### Extracted entries:
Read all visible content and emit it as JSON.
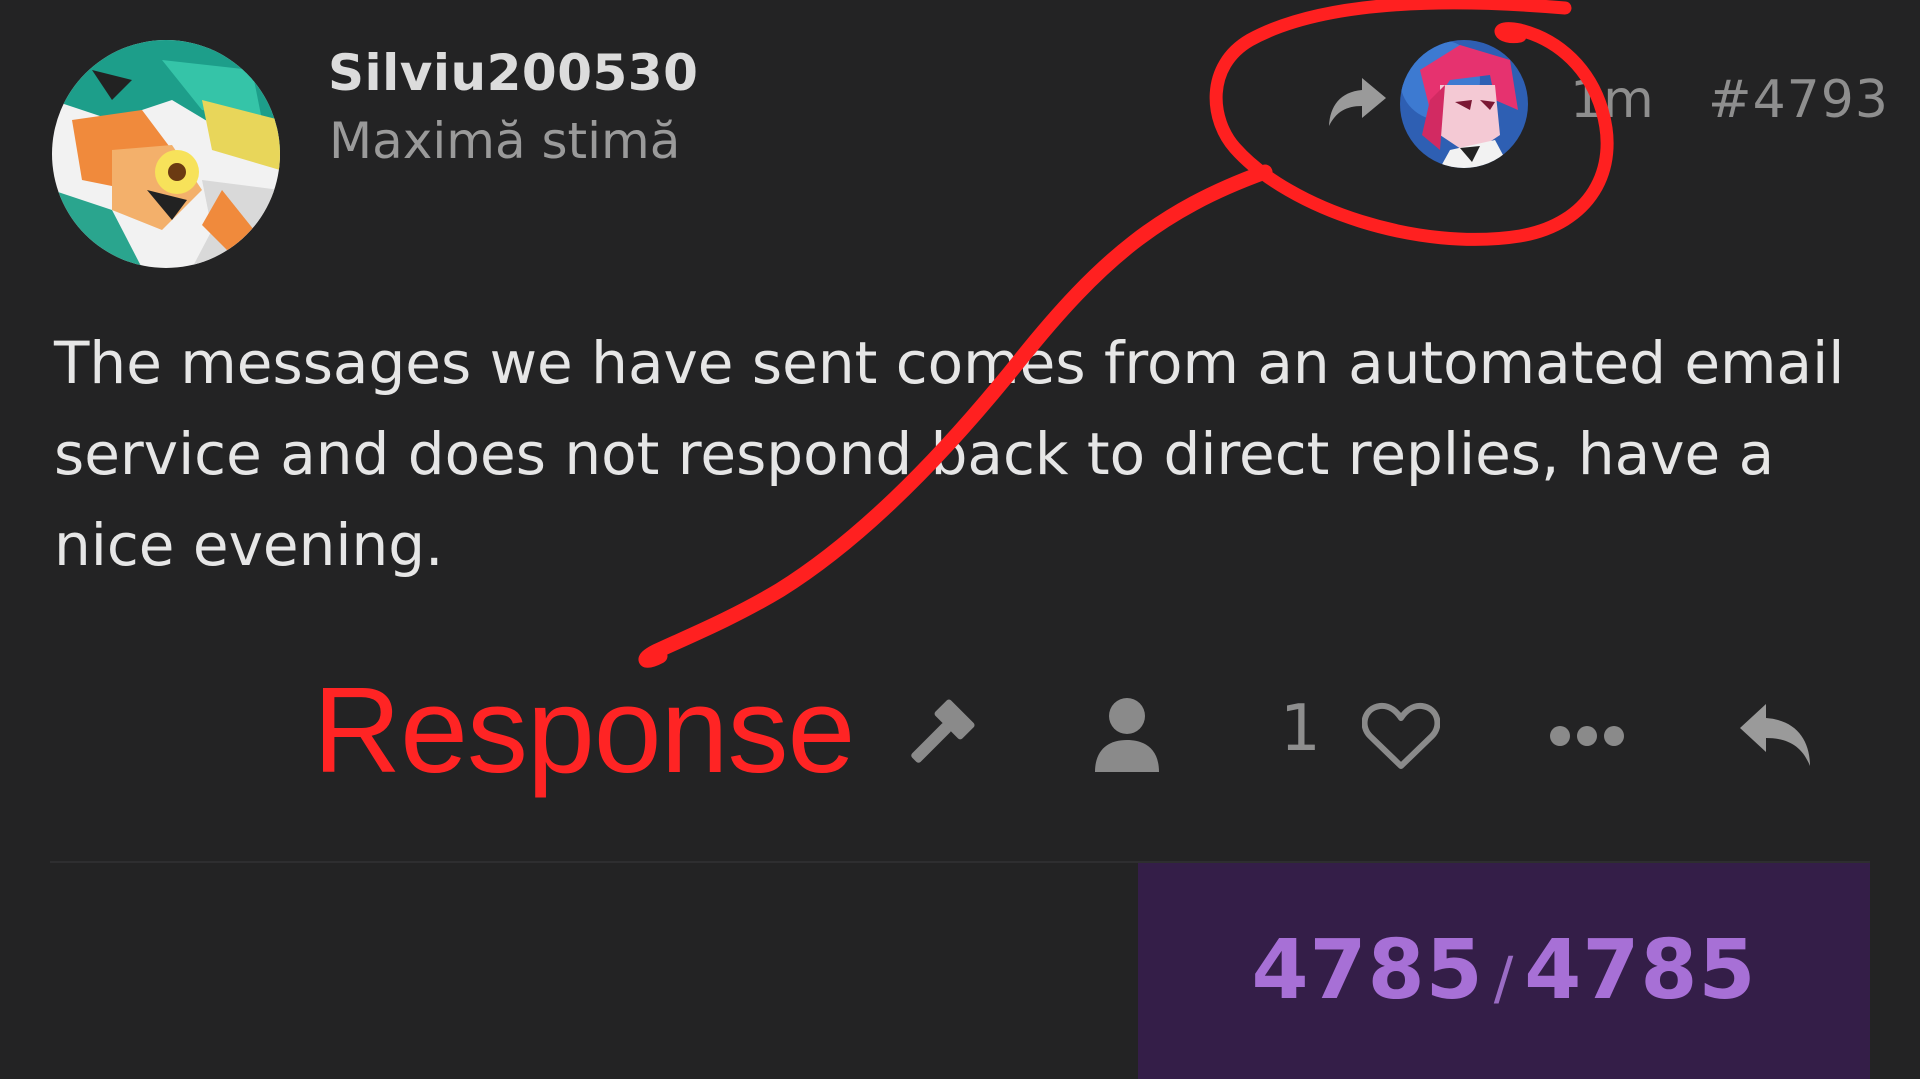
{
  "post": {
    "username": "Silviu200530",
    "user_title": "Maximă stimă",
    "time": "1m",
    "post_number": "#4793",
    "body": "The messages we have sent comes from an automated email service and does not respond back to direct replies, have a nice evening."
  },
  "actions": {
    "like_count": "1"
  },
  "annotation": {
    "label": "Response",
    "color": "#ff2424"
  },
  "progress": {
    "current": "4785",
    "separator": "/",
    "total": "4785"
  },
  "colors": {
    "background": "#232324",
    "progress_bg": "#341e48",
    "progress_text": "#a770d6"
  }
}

### Stated exercise:
Without including any pictures, reproduce the listing exactly.

### Full response:
Read all visible content and emit it as JSON.
{
  "post": {
    "username": "Silviu200530",
    "user_title": "Maximă stimă",
    "time": "1m",
    "post_number": "#4793",
    "body": "The messages we have sent comes from an automated email service and does not respond back to direct replies, have a nice evening."
  },
  "actions": {
    "like_count": "1"
  },
  "annotation": {
    "label": "Response",
    "color": "#ff2424"
  },
  "progress": {
    "current": "4785",
    "separator": "/",
    "total": "4785"
  },
  "colors": {
    "background": "#232324",
    "progress_bg": "#341e48",
    "progress_text": "#a770d6"
  }
}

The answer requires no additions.